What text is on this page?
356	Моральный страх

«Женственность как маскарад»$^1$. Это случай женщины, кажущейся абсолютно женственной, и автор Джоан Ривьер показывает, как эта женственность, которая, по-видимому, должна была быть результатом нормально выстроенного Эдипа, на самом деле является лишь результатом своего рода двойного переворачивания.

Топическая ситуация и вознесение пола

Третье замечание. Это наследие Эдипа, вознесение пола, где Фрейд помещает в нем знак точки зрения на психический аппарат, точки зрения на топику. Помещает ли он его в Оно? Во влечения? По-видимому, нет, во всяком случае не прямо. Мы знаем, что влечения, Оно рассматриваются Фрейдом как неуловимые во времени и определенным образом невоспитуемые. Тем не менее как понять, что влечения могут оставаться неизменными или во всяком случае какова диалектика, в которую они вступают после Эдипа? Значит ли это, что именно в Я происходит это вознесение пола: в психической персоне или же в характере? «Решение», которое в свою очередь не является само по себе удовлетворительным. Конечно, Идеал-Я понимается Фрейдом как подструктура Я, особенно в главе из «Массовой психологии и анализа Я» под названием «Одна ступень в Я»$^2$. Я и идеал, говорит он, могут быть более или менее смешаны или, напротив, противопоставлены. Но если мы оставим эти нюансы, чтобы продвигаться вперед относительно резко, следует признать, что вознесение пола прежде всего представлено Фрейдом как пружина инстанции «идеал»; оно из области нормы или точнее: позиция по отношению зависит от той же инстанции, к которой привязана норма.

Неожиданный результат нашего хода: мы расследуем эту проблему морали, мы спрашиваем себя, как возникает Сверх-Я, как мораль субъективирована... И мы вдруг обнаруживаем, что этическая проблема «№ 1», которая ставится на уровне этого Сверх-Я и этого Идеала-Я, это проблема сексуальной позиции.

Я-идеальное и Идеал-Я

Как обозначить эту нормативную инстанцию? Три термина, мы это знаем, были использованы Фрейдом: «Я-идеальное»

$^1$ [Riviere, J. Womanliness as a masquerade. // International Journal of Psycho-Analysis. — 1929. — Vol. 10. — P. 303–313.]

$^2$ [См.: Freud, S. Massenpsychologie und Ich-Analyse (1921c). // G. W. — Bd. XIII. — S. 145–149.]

• • • • •

■ INSTRUCTIONS TO FOLLOW ■
Above are the records; copy all of them exactly.

■ FINAL ANSWER ■
What text is on this page?
356	Моральный страх

«Женственность как маскарад»$^1$. Это случай женщины, кажущейся абсолютно женственной, и автор Джоан Ривьер показывает, как эта женственность, которая, по-видимому, должна была быть результатом нормально выстроенного Эдипа, на самом деле является лишь результатом своего рода двойного переворачивания.

Топическая ситуация и вознесение пола

Третье замечание. Это наследие Эдипа, вознесение пола, где Фрейд помещает в нем знак точки зрения на психический аппарат, точки зрения на топику. Помещает ли он его в Оно? Во влечения? По-видимому, нет, во всяком случае не прямо. Мы знаем, что влечения, Оно рассматриваются Фрейдом как неуловимые во времени и определенным образом невоспитуемые. Тем не менее как понять, что влечения могут оставаться неизменными или во всяком случае какова диалектика, в которую они вступают после Эдипа? Значит ли это, что именно в Я происходит это вознесение пола: в психической персоне или же в характере? «Решение», которое в свою очередь не является само по себе удовлетворительным. Конечно, Идеал-Я понимается Фрейдом как подструктура Я, особенно в главе из «Массовой психологии и анализа Я» под названием «Одна ступень в Я»$^2$. Я и идеал, говорит он, могут быть более или менее смешаны или, напротив, противопоставлены. Но если мы оставим эти нюансы, чтобы продвигаться вперед относительно резко, следует признать, что вознесение пола прежде всего представлено Фрейдом как пружина инстанции «идеал»; оно из области нормы или точнее: позиция по отношению зависит от той же инстанции, к которой привязана норма.

Неожиданный результат нашего хода: мы расследуем эту проблему морали, мы спрашиваем себя, как возникает Сверх-Я, как мораль субъективирована... И мы вдруг обнаруживаем, что этическая проблема «№ 1», которая ставится на уровне этого Сверх-Я и этого Идеала-Я, это проблема сексуальной позиции.

Я-идеальное и Идеал-Я

Как обозначить эту нормативную инстанцию? Три термина, мы это знаем, были использованы Фрейдом: «Я-идеальное»

$^1$ [Riviere, J. Womanliness as a masquerade. // International Journal of Psycho-Analysis. — 1929. — Vol. 10. — P. 303–313.]

$^2$ [См.: Freud, S. Massenpsychologie und Ich-Analyse (1921c). // G. W. — Bd. XIII. — S. 145–149.]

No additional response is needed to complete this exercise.